Could you write out the records below exactly as they appear?
## start
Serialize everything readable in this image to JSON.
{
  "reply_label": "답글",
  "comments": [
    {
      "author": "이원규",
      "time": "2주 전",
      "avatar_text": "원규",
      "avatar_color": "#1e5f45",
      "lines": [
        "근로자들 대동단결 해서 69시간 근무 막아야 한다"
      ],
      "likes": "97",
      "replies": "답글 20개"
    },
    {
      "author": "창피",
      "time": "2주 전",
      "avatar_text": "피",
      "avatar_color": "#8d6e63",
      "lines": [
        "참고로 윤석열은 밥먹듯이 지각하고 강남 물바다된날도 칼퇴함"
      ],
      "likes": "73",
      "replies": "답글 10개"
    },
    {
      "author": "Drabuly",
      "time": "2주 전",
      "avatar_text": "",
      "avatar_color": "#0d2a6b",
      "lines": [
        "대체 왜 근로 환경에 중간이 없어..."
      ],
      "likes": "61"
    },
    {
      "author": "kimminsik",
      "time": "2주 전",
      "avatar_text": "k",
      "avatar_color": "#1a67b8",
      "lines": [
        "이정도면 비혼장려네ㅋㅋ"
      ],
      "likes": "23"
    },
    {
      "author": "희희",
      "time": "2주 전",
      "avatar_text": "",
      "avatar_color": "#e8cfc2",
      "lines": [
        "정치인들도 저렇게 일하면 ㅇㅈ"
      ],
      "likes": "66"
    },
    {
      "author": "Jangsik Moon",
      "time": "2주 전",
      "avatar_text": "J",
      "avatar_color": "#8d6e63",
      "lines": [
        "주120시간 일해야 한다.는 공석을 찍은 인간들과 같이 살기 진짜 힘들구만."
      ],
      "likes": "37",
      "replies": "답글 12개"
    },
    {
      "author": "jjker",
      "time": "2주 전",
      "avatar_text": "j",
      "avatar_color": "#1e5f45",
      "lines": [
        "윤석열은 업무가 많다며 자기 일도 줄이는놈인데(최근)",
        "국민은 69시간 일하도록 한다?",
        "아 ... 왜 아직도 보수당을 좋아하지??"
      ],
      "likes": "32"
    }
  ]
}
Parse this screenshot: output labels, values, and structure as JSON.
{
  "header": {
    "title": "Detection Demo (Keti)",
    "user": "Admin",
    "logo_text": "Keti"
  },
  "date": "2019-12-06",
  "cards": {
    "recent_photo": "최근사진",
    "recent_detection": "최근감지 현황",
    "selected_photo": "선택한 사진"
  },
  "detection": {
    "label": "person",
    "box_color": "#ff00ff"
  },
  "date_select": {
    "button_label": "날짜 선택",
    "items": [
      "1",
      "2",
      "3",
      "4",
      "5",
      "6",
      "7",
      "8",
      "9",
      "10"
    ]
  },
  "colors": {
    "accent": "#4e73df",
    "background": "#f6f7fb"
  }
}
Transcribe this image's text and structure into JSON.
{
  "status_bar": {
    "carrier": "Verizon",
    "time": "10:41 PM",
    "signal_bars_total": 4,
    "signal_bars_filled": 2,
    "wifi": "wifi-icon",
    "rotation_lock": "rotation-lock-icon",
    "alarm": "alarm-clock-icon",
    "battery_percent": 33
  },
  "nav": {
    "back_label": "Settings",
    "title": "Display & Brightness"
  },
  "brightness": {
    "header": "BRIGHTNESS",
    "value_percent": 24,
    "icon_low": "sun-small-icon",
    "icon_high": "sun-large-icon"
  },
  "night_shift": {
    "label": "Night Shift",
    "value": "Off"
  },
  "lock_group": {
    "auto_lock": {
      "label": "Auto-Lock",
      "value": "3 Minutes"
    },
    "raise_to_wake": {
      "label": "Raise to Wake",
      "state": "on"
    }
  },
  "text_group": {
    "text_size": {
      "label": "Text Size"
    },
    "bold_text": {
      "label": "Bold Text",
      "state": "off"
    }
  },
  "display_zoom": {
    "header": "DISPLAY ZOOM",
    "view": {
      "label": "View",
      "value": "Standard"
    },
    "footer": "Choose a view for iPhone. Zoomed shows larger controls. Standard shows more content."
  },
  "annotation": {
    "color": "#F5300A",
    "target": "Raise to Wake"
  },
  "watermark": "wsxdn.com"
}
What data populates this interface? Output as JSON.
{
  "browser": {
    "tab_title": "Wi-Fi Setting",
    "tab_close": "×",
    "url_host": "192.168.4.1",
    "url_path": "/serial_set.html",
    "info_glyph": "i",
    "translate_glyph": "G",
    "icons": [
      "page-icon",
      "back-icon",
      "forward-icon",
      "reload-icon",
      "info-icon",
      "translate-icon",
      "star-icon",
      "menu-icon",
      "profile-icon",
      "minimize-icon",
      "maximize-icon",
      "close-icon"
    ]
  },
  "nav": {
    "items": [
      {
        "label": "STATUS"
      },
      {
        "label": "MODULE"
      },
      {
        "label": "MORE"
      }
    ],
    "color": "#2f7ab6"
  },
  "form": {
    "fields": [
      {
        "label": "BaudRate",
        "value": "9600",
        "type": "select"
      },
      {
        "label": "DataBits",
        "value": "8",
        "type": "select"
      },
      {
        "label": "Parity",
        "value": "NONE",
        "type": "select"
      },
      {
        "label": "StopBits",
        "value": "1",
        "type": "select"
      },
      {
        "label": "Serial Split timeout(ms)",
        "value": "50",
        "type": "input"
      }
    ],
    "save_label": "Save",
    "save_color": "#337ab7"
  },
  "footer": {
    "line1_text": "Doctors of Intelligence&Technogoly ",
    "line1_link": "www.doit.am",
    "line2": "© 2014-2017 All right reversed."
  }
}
## end
> EXERCISE OUTPUT:
Serialize everything readable in this image to JSON.
{
  "reply_label": "답글",
  "comments": [
    {
      "author": "이원규",
      "time": "2주 전",
      "avatar_text": "원규",
      "avatar_color": "#1e5f45",
      "lines": [
        "근로자들 대동단결 해서 69시간 근무 막아야 한다"
      ],
      "likes": "97",
      "replies": "답글 20개"
    },
    {
      "author": "창피",
      "time": "2주 전",
      "avatar_text": "피",
      "avatar_color": "#8d6e63",
      "lines": [
        "참고로 윤석열은 밥먹듯이 지각하고 강남 물바다된날도 칼퇴함"
      ],
      "likes": "73",
      "replies": "답글 10개"
    },
    {
      "author": "Drabuly",
      "time": "2주 전",
      "avatar_text": "",
      "avatar_color": "#0d2a6b",
      "lines": [
        "대체 왜 근로 환경에 중간이 없어..."
      ],
      "likes": "61"
    },
    {
      "author": "kimminsik",
      "time": "2주 전",
      "avatar_text": "k",
      "avatar_color": "#1a67b8",
      "lines": [
        "이정도면 비혼장려네ㅋㅋ"
      ],
      "likes": "23"
    },
    {
      "author": "희희",
      "time": "2주 전",
      "avatar_text": "",
      "avatar_color": "#e8cfc2",
      "lines": [
        "정치인들도 저렇게 일하면 ㅇㅈ"
      ],
      "likes": "66"
    },
    {
      "author": "Jangsik Moon",
      "time": "2주 전",
      "avatar_text": "J",
      "avatar_color": "#8d6e63",
      "lines": [
        "주120시간 일해야 한다.는 공석을 찍은 인간들과 같이 살기 진짜 힘들구만."
      ],
      "likes": "37",
      "replies": "답글 12개"
    },
    {
      "author": "jjker",
      "time": "2주 전",
      "avatar_text": "j",
      "avatar_color": "#1e5f45",
      "lines": [
        "윤석열은 업무가 많다며 자기 일도 줄이는놈인데(최근)",
        "국민은 69시간 일하도록 한다?",
        "아 ... 왜 아직도 보수당을 좋아하지??"
      ],
      "likes": "32"
    }
  ]
}
Parse this screenshot: output labels, values, and structure as JSON.
{
  "header": {
    "title": "Detection Demo (Keti)",
    "user": "Admin",
    "logo_text": "Keti"
  },
  "date": "2019-12-06",
  "cards": {
    "recent_photo": "최근사진",
    "recent_detection": "최근감지 현황",
    "selected_photo": "선택한 사진"
  },
  "detection": {
    "label": "person",
    "box_color": "#ff00ff"
  },
  "date_select": {
    "button_label": "날짜 선택",
    "items": [
      "1",
      "2",
      "3",
      "4",
      "5",
      "6",
      "7",
      "8",
      "9",
      "10"
    ]
  },
  "colors": {
    "accent": "#4e73df",
    "background": "#f6f7fb"
  }
}
Transcribe this image's text and structure into JSON.
{
  "status_bar": {
    "carrier": "Verizon",
    "time": "10:41 PM",
    "signal_bars_total": 4,
    "signal_bars_filled": 2,
    "wifi": "wifi-icon",
    "rotation_lock": "rotation-lock-icon",
    "alarm": "alarm-clock-icon",
    "battery_percent": 33
  },
  "nav": {
    "back_label": "Settings",
    "title": "Display & Brightness"
  },
  "brightness": {
    "header": "BRIGHTNESS",
    "value_percent": 24,
    "icon_low": "sun-small-icon",
    "icon_high": "sun-large-icon"
  },
  "night_shift": {
    "label": "Night Shift",
    "value": "Off"
  },
  "lock_group": {
    "auto_lock": {
      "label": "Auto-Lock",
      "value": "3 Minutes"
    },
    "raise_to_wake": {
      "label": "Raise to Wake",
      "state": "on"
    }
  },
  "text_group": {
    "text_size": {
      "label": "Text Size"
    },
    "bold_text": {
      "label": "Bold Text",
      "state": "off"
    }
  },
  "display_zoom": {
    "header": "DISPLAY ZOOM",
    "view": {
      "label": "View",
      "value": "Standard"
    },
    "footer": "Choose a view for iPhone. Zoomed shows larger controls. Standard shows more content."
  },
  "annotation": {
    "color": "#F5300A",
    "target": "Raise to Wake"
  },
  "watermark": "wsxdn.com"
}
What data populates this interface? Output as JSON.
{
  "browser": {
    "tab_title": "Wi-Fi Setting",
    "tab_close": "×",
    "url_host": "192.168.4.1",
    "url_path": "/serial_set.html",
    "info_glyph": "i",
    "translate_glyph": "G",
    "icons": [
      "page-icon",
      "back-icon",
      "forward-icon",
      "reload-icon",
      "info-icon",
      "translate-icon",
      "star-icon",
      "menu-icon",
      "profile-icon",
      "minimize-icon",
      "maximize-icon",
      "close-icon"
    ]
  },
  "nav": {
    "items": [
      {
        "label": "STATUS"
      },
      {
        "label": "MODULE"
      },
      {
        "label": "MORE"
      }
    ],
    "color": "#2f7ab6"
  },
  "form": {
    "fields": [
      {
        "label": "BaudRate",
        "value": "9600",
        "type": "select"
      },
      {
        "label": "DataBits",
        "value": "8",
        "type": "select"
      },
      {
        "label": "Parity",
        "value": "NONE",
        "type": "select"
      },
      {
        "label": "StopBits",
        "value": "1",
        "type": "select"
      },
      {
        "label": "Serial Split timeout(ms)",
        "value": "50",
        "type": "input"
      }
    ],
    "save_label": "Save",
    "save_color": "#337ab7"
  },
  "footer": {
    "line1_text": "Doctors of Intelligence&Technogoly ",
    "line1_link": "www.doit.am",
    "line2": "© 2014-2017 All right reversed."
  }
}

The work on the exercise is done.